-- PROBLEM REQUIREMENTS --
Look through the records below and collect all lines that hold the string "status".

-- THE DATA --
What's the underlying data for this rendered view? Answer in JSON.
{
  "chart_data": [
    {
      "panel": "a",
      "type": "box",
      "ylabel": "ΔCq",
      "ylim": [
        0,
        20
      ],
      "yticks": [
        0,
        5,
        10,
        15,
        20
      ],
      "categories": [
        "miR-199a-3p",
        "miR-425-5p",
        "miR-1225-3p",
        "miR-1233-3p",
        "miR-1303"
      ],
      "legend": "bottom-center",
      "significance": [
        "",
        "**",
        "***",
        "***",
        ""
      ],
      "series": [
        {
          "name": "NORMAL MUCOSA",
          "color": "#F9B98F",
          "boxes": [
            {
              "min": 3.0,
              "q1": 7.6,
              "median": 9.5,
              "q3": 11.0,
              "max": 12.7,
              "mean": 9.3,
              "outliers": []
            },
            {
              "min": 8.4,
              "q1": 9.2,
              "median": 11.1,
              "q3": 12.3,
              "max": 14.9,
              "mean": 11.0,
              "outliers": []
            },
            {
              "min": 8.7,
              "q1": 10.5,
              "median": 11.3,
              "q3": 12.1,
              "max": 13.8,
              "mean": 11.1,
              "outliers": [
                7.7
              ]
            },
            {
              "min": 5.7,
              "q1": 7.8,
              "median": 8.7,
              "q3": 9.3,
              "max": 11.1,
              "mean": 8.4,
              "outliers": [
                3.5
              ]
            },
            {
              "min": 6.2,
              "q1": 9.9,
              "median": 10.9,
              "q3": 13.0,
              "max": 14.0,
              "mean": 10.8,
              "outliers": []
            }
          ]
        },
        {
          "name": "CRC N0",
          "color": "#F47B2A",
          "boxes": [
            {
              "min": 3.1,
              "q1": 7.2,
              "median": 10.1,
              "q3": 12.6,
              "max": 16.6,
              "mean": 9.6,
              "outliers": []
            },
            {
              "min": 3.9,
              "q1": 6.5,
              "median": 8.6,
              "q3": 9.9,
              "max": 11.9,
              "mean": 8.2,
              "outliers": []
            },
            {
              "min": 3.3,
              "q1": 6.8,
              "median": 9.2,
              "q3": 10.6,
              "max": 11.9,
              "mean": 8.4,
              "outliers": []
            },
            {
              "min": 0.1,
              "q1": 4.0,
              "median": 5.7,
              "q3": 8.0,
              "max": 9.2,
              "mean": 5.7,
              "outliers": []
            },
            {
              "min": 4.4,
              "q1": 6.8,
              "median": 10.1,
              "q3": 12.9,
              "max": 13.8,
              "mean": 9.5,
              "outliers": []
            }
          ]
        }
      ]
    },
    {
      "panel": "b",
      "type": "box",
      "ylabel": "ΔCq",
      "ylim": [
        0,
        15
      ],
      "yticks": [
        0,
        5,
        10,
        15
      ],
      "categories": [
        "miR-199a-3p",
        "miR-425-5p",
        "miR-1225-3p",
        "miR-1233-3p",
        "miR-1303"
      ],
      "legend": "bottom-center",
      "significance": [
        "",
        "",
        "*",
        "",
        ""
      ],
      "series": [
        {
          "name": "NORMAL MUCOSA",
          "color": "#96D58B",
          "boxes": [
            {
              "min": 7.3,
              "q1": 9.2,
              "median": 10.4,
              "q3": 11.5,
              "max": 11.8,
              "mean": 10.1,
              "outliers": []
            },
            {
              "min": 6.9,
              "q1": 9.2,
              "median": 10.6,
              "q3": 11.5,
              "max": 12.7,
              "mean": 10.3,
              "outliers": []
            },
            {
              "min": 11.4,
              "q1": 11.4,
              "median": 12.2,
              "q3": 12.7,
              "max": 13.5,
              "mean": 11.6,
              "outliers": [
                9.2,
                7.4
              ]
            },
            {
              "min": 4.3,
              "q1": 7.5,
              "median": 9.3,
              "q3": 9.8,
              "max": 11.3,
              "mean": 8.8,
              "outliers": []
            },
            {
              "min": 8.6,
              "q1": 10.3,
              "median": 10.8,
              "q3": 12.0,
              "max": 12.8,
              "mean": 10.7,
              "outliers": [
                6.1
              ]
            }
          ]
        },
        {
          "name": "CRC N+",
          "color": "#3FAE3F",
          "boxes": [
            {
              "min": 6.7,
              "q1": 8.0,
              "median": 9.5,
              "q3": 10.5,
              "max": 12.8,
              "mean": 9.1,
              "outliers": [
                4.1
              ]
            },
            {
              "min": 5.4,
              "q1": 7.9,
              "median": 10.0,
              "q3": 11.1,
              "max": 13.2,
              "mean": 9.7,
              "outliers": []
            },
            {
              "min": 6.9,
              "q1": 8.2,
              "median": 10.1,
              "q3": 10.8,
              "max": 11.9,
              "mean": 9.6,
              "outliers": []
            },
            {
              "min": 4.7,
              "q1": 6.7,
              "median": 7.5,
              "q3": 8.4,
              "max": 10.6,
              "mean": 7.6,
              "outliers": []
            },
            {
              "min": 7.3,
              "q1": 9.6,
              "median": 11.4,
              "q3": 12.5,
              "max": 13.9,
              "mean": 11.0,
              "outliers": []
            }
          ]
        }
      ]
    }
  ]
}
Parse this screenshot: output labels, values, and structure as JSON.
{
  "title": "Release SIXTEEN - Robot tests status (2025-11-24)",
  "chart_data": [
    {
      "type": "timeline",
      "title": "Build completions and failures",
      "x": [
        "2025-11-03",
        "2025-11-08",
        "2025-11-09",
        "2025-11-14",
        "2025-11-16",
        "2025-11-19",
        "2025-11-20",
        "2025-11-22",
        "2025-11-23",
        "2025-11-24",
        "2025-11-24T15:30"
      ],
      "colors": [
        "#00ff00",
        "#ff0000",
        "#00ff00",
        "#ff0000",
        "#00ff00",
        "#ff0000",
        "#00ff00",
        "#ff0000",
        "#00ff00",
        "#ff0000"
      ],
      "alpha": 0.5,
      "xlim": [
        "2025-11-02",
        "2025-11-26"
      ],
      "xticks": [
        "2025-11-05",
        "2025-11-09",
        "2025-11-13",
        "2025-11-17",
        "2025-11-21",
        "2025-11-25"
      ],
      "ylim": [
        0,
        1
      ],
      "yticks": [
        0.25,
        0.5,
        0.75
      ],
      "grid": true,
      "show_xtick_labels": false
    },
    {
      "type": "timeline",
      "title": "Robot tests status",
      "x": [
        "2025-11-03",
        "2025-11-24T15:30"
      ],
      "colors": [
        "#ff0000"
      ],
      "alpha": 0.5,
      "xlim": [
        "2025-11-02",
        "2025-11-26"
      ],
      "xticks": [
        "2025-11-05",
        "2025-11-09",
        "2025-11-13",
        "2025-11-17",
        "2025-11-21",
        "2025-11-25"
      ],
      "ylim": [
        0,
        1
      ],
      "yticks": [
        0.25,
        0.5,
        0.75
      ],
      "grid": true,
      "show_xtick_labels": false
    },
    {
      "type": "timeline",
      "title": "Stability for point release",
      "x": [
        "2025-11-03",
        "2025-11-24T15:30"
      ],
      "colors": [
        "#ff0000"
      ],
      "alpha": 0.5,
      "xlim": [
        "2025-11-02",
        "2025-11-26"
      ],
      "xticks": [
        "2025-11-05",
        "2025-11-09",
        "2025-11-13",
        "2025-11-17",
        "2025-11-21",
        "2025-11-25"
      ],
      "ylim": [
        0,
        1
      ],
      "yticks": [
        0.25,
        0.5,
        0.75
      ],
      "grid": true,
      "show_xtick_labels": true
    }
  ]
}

-- ANSWER TO THIS PROBLEM --
  "title": "Release SIXTEEN - Robot tests status (2025-11-24)",
      "title": "Robot tests status",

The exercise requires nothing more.